Stored data:
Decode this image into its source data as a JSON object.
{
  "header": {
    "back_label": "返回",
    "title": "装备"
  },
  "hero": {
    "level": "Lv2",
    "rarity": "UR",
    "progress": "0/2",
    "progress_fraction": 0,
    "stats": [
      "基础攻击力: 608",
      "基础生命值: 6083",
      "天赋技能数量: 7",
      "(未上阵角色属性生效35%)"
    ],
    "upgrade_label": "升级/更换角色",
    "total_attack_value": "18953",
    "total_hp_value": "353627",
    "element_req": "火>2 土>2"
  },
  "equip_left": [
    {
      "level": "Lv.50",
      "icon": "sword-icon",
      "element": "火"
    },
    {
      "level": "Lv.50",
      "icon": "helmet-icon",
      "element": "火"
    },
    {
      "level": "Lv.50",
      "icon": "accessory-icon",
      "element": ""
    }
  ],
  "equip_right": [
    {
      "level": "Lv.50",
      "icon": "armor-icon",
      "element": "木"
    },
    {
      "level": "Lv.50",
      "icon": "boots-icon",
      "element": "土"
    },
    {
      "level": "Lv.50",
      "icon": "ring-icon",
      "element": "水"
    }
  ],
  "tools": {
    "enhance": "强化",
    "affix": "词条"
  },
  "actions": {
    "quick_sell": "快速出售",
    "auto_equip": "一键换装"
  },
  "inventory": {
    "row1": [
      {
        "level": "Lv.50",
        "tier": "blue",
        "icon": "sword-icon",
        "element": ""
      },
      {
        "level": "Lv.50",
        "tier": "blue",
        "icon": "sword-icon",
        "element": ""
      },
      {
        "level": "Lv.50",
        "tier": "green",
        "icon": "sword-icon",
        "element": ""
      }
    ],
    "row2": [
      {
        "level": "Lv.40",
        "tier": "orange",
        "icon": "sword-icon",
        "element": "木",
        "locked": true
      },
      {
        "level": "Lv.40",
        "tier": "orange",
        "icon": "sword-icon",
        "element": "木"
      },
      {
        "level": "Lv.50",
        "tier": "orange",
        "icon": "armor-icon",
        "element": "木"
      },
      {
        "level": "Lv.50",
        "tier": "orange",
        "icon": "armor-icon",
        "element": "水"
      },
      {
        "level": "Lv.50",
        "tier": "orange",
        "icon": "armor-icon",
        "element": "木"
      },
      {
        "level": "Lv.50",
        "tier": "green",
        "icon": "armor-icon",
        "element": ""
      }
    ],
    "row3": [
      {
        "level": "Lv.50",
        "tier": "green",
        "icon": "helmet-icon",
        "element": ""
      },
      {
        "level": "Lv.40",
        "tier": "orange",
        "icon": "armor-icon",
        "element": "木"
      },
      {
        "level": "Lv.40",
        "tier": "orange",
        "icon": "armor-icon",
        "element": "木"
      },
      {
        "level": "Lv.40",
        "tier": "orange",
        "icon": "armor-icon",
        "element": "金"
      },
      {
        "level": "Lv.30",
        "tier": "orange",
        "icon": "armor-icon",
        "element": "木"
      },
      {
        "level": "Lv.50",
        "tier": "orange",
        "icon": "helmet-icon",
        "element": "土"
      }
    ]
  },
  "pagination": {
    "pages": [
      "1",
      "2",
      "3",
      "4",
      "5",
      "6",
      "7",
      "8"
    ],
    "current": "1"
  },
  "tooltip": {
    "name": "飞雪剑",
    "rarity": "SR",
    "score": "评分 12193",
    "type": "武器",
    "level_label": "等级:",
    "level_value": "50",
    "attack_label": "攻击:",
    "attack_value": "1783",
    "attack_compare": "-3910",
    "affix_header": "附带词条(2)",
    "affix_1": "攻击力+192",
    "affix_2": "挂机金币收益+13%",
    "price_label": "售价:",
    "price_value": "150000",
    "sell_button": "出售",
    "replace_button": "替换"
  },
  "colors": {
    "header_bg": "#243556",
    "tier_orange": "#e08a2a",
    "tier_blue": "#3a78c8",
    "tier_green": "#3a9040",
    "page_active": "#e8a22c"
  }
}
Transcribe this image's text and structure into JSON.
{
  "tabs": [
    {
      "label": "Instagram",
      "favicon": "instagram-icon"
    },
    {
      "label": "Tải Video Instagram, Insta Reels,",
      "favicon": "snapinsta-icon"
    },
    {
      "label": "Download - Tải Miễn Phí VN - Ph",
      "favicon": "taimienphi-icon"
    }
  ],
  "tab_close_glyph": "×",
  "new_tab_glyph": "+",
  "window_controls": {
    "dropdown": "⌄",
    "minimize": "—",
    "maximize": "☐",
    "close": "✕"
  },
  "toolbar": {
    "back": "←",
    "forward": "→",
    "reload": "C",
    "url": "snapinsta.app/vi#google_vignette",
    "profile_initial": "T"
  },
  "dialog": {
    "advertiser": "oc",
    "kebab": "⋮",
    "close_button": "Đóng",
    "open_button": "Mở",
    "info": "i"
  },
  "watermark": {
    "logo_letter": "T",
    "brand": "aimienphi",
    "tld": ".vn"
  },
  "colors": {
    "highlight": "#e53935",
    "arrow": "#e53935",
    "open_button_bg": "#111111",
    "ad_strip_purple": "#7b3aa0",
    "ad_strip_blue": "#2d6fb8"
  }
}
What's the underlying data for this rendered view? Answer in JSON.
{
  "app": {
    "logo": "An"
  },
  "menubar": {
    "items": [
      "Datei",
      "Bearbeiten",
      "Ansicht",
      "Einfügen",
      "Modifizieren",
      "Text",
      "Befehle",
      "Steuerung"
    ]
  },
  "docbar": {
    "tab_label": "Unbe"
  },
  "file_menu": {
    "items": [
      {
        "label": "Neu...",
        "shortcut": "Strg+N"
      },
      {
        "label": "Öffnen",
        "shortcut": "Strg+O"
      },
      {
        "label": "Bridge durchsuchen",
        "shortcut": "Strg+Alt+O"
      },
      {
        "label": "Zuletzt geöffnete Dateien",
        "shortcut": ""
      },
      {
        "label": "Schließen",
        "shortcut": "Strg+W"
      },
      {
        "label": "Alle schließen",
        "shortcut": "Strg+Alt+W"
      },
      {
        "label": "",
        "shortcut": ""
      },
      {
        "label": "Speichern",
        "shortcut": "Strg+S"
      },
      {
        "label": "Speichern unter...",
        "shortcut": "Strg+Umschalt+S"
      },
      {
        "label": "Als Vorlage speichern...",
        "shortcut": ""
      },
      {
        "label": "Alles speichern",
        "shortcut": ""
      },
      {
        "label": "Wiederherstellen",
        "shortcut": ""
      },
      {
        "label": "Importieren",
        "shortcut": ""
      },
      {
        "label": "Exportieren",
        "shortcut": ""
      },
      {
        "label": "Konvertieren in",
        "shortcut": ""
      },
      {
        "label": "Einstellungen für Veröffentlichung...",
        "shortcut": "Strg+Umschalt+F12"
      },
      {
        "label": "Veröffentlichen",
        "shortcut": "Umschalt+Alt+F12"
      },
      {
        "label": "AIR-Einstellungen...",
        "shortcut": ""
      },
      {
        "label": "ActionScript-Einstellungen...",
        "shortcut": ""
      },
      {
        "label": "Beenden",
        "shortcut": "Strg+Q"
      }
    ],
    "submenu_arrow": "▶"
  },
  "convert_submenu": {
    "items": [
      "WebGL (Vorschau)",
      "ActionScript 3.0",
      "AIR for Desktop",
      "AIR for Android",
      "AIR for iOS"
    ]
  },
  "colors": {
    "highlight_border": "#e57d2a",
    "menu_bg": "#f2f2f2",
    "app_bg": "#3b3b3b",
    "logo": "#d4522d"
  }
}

Written request: Extract all of the data above and output it character for character.

Exercise solution:
Decode this image into its source data as a JSON object.
{
  "header": {
    "back_label": "返回",
    "title": "装备"
  },
  "hero": {
    "level": "Lv2",
    "rarity": "UR",
    "progress": "0/2",
    "progress_fraction": 0,
    "stats": [
      "基础攻击力: 608",
      "基础生命值: 6083",
      "天赋技能数量: 7",
      "(未上阵角色属性生效35%)"
    ],
    "upgrade_label": "升级/更换角色",
    "total_attack_value": "18953",
    "total_hp_value": "353627",
    "element_req": "火>2 土>2"
  },
  "equip_left": [
    {
      "level": "Lv.50",
      "icon": "sword-icon",
      "element": "火"
    },
    {
      "level": "Lv.50",
      "icon": "helmet-icon",
      "element": "火"
    },
    {
      "level": "Lv.50",
      "icon": "accessory-icon",
      "element": ""
    }
  ],
  "equip_right": [
    {
      "level": "Lv.50",
      "icon": "armor-icon",
      "element": "木"
    },
    {
      "level": "Lv.50",
      "icon": "boots-icon",
      "element": "土"
    },
    {
      "level": "Lv.50",
      "icon": "ring-icon",
      "element": "水"
    }
  ],
  "tools": {
    "enhance": "强化",
    "affix": "词条"
  },
  "actions": {
    "quick_sell": "快速出售",
    "auto_equip": "一键换装"
  },
  "inventory": {
    "row1": [
      {
        "level": "Lv.50",
        "tier": "blue",
        "icon": "sword-icon",
        "element": ""
      },
      {
        "level": "Lv.50",
        "tier": "blue",
        "icon": "sword-icon",
        "element": ""
      },
      {
        "level": "Lv.50",
        "tier": "green",
        "icon": "sword-icon",
        "element": ""
      }
    ],
    "row2": [
      {
        "level": "Lv.40",
        "tier": "orange",
        "icon": "sword-icon",
        "element": "木",
        "locked": true
      },
      {
        "level": "Lv.40",
        "tier": "orange",
        "icon": "sword-icon",
        "element": "木"
      },
      {
        "level": "Lv.50",
        "tier": "orange",
        "icon": "armor-icon",
        "element": "木"
      },
      {
        "level": "Lv.50",
        "tier": "orange",
        "icon": "armor-icon",
        "element": "水"
      },
      {
        "level": "Lv.50",
        "tier": "orange",
        "icon": "armor-icon",
        "element": "木"
      },
      {
        "level": "Lv.50",
        "tier": "green",
        "icon": "armor-icon",
        "element": ""
      }
    ],
    "row3": [
      {
        "level": "Lv.50",
        "tier": "green",
        "icon": "helmet-icon",
        "element": ""
      },
      {
        "level": "Lv.40",
        "tier": "orange",
        "icon": "armor-icon",
        "element": "木"
      },
      {
        "level": "Lv.40",
        "tier": "orange",
        "icon": "armor-icon",
        "element": "木"
      },
      {
        "level": "Lv.40",
        "tier": "orange",
        "icon": "armor-icon",
        "element": "金"
      },
      {
        "level": "Lv.30",
        "tier": "orange",
        "icon": "armor-icon",
        "element": "木"
      },
      {
        "level": "Lv.50",
        "tier": "orange",
        "icon": "helmet-icon",
        "element": "土"
      }
    ]
  },
  "pagination": {
    "pages": [
      "1",
      "2",
      "3",
      "4",
      "5",
      "6",
      "7",
      "8"
    ],
    "current": "1"
  },
  "tooltip": {
    "name": "飞雪剑",
    "rarity": "SR",
    "score": "评分 12193",
    "type": "武器",
    "level_label": "等级:",
    "level_value": "50",
    "attack_label": "攻击:",
    "attack_value": "1783",
    "attack_compare": "-3910",
    "affix_header": "附带词条(2)",
    "affix_1": "攻击力+192",
    "affix_2": "挂机金币收益+13%",
    "price_label": "售价:",
    "price_value": "150000",
    "sell_button": "出售",
    "replace_button": "替换"
  },
  "colors": {
    "header_bg": "#243556",
    "tier_orange": "#e08a2a",
    "tier_blue": "#3a78c8",
    "tier_green": "#3a9040",
    "page_active": "#e8a22c"
  }
}
Transcribe this image's text and structure into JSON.
{
  "tabs": [
    {
      "label": "Instagram",
      "favicon": "instagram-icon"
    },
    {
      "label": "Tải Video Instagram, Insta Reels,",
      "favicon": "snapinsta-icon"
    },
    {
      "label": "Download - Tải Miễn Phí VN - Ph",
      "favicon": "taimienphi-icon"
    }
  ],
  "tab_close_glyph": "×",
  "new_tab_glyph": "+",
  "window_controls": {
    "dropdown": "⌄",
    "minimize": "—",
    "maximize": "☐",
    "close": "✕"
  },
  "toolbar": {
    "back": "←",
    "forward": "→",
    "reload": "C",
    "url": "snapinsta.app/vi#google_vignette",
    "profile_initial": "T"
  },
  "dialog": {
    "advertiser": "oc",
    "kebab": "⋮",
    "close_button": "Đóng",
    "open_button": "Mở",
    "info": "i"
  },
  "watermark": {
    "logo_letter": "T",
    "brand": "aimienphi",
    "tld": ".vn"
  },
  "colors": {
    "highlight": "#e53935",
    "arrow": "#e53935",
    "open_button_bg": "#111111",
    "ad_strip_purple": "#7b3aa0",
    "ad_strip_blue": "#2d6fb8"
  }
}
What's the underlying data for this rendered view? Answer in JSON.
{
  "app": {
    "logo": "An"
  },
  "menubar": {
    "items": [
      "Datei",
      "Bearbeiten",
      "Ansicht",
      "Einfügen",
      "Modifizieren",
      "Text",
      "Befehle",
      "Steuerung"
    ]
  },
  "docbar": {
    "tab_label": "Unbe"
  },
  "file_menu": {
    "items": [
      {
        "label": "Neu...",
        "shortcut": "Strg+N"
      },
      {
        "label": "Öffnen",
        "shortcut": "Strg+O"
      },
      {
        "label": "Bridge durchsuchen",
        "shortcut": "Strg+Alt+O"
      },
      {
        "label": "Zuletzt geöffnete Dateien",
        "shortcut": ""
      },
      {
        "label": "Schließen",
        "shortcut": "Strg+W"
      },
      {
        "label": "Alle schließen",
        "shortcut": "Strg+Alt+W"
      },
      {
        "label": "",
        "shortcut": ""
      },
      {
        "label": "Speichern",
        "shortcut": "Strg+S"
      },
      {
        "label": "Speichern unter...",
        "shortcut": "Strg+Umschalt+S"
      },
      {
        "label": "Als Vorlage speichern...",
        "shortcut": ""
      },
      {
        "label": "Alles speichern",
        "shortcut": ""
      },
      {
        "label": "Wiederherstellen",
        "shortcut": ""
      },
      {
        "label": "Importieren",
        "shortcut": ""
      },
      {
        "label": "Exportieren",
        "shortcut": ""
      },
      {
        "label": "Konvertieren in",
        "shortcut": ""
      },
      {
        "label": "Einstellungen für Veröffentlichung...",
        "shortcut": "Strg+Umschalt+F12"
      },
      {
        "label": "Veröffentlichen",
        "shortcut": "Umschalt+Alt+F12"
      },
      {
        "label": "AIR-Einstellungen...",
        "shortcut": ""
      },
      {
        "label": "ActionScript-Einstellungen...",
        "shortcut": ""
      },
      {
        "label": "Beenden",
        "shortcut": "Strg+Q"
      }
    ],
    "submenu_arrow": "▶"
  },
  "convert_submenu": {
    "items": [
      "WebGL (Vorschau)",
      "ActionScript 3.0",
      "AIR for Desktop",
      "AIR for Android",
      "AIR for iOS"
    ]
  },
  "colors": {
    "highlight_border": "#e57d2a",
    "menu_bg": "#f2f2f2",
    "app_bg": "#3b3b3b",
    "logo": "#d4522d"
  }
}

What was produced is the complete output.